使用LLamaFactory进行全量微调¶

一、实现流程记录¶

1. 环境配置¶

在已经安装好LLamaFactory的基础上，还需要安装DeepSpeed来解决CUDA显存问题：

pip install deepspeed

安装完成后，在待运行脚本的目录下创建ds_config.json文件：

{
    "fp16": {
        "enabled": true
    },
    "zero_optimization": {
        "stage": 3,
        "offload_optimizer": {
            "device": "cpu",
            "pin_memory": true
        },
        "offload_param": {
            "device": "cpu",
            "pin_memory": true
        },
        "overlap_comm": true,
        "contiguous_gradients": true,
        "sub_group_size": 1e9,
        "reduce_bucket_size": "auto",
        "stage3_prefetch_bucket_size": "auto",
        "stage3_param_persistence_threshold": "auto",
        "stage3_max_live_parameters": 1e9,
        "stage3_max_reuse_distance": 1e9,
        "stage3_gather_fp16_weights_on_model_save": false
    },
    "optimizer": {
        "type": "AdamW",
        "params": {
            "lr": "auto",
            "betas": "auto",
            "eps": "auto",
            "weight_decay": "auto"
        }
    },
    "scheduler": {
        "type": "WarmupLR",
        "params": {
            "warmup_min_lr": "auto",
            "warmup_max_lr": "auto",
            "warmup_num_steps": "auto"
        }
    },
    "gradient_accumulation_steps": "auto",
    "gradient_clipping": "auto",
    "train_batch_size": "auto",
    "train_micro_batch_size_per_gpu": "auto"

-- 提取的记录 --
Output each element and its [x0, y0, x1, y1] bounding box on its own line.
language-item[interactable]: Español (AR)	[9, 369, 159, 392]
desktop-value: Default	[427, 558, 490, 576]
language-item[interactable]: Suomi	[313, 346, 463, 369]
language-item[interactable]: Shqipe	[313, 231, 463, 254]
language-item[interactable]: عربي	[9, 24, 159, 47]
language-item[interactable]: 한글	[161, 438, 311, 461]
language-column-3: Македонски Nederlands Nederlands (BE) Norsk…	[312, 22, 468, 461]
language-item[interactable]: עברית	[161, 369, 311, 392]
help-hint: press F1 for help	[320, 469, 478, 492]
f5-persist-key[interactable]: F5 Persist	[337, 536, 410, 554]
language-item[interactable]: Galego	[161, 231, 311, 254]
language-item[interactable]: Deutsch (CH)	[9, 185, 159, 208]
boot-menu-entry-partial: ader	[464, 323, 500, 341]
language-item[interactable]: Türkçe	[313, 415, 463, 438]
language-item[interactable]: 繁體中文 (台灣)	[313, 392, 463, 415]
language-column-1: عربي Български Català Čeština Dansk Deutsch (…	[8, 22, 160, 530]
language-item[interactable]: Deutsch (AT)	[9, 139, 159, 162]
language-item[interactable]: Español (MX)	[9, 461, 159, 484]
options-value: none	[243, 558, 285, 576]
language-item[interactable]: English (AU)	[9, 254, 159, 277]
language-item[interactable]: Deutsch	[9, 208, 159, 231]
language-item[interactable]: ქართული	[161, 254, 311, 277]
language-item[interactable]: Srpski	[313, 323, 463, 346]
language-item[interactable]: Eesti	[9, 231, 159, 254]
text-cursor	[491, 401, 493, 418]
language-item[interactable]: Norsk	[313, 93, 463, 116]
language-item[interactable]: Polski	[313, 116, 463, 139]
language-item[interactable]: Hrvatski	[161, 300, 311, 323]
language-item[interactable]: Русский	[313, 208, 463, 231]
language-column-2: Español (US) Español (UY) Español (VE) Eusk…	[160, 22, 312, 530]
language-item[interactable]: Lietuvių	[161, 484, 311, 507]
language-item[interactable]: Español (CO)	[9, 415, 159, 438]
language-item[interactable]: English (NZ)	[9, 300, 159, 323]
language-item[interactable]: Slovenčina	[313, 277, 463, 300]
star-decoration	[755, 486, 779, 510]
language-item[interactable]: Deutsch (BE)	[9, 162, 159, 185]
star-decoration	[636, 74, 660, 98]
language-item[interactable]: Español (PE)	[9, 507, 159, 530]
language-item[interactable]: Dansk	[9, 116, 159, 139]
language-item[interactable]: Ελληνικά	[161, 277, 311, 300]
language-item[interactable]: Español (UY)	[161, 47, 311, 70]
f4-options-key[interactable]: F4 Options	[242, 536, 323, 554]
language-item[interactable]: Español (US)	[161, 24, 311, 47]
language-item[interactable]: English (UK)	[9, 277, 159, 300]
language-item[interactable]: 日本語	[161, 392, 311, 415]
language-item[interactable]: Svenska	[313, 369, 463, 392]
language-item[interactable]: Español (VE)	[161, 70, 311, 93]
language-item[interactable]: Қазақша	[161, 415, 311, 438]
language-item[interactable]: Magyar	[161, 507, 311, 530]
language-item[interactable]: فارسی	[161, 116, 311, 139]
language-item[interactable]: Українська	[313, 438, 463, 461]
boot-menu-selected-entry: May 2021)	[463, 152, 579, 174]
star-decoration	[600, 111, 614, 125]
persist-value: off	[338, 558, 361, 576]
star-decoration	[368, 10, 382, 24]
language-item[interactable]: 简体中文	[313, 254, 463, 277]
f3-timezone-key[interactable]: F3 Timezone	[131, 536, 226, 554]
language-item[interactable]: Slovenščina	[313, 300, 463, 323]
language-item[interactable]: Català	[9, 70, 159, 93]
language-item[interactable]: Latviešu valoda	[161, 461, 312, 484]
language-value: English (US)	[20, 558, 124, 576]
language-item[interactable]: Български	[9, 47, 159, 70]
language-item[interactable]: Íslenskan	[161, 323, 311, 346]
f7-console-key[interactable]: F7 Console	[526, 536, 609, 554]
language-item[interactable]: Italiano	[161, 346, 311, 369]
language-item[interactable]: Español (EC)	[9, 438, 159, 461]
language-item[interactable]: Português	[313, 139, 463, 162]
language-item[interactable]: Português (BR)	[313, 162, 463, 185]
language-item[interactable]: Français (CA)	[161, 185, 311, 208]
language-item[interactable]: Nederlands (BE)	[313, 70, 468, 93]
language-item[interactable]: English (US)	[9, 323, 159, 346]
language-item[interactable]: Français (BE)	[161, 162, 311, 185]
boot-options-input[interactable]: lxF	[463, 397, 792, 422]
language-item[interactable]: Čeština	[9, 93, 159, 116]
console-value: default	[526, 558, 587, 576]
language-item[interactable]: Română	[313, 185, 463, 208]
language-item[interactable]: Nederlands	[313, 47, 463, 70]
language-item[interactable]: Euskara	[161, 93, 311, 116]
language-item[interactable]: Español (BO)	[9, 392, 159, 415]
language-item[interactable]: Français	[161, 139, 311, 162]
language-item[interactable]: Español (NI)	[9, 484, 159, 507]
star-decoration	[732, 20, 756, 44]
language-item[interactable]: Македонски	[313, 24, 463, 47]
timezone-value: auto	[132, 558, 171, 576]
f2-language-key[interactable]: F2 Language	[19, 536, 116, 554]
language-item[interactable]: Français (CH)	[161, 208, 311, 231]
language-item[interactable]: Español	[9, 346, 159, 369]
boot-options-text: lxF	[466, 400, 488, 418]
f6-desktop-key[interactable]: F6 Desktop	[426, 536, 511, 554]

-- 任务说明 --
请从前面那篇讲解用LLamaFactory进行全量微调的文档停下的地方接着往下写。

-- 输出结果 --
}

2. 全量微调¶

运行LLamaFactory的微调脚本：

CUDA_VISIBLE_DEVICES=0,1,2,3,4,5,6,7 llamafactory-cli train \
    --stage sft \
    --do_train \
    --model_name_or_path /root/dataDisk/Meta-Llama-3-8B-Instruct \
    --dataset lean4_v2,lean_workbook \
    --dataset_dir ./data \
    --template llama3 \
    --finetuning_type full \
    --output_dir ./saves/LLaMA3-8B-Instruct/full/sft \
    --overwrite_cache \
    --overwrite_output_dir \
    --cutoff_len 1024 \
    --preprocessing_num_workers 16 \
    --per_device_train_batch_size 16 \
    --per_device_eval_batch_size 16 \
    --gradient_accumulation_steps 8 \
    --lr_scheduler_type cosine \
    --logging_steps 50 \
    --warmup_steps 50 \
    --eval_steps 100 \
    --save_steps 400 \
    --evaluation_strategy steps \
    --learning_rate 5e-5 \
    --num_train_epochs 3.0 \
    --val_size 0.1 \
    --plot_loss \
    --fp16 \
    --deepspeed ds_config.json

注意：微调过程中会存储模型参数、优化器参数等，需要的空间远比模型的大小要大得多，建议准备几百G或T级别的存储空间。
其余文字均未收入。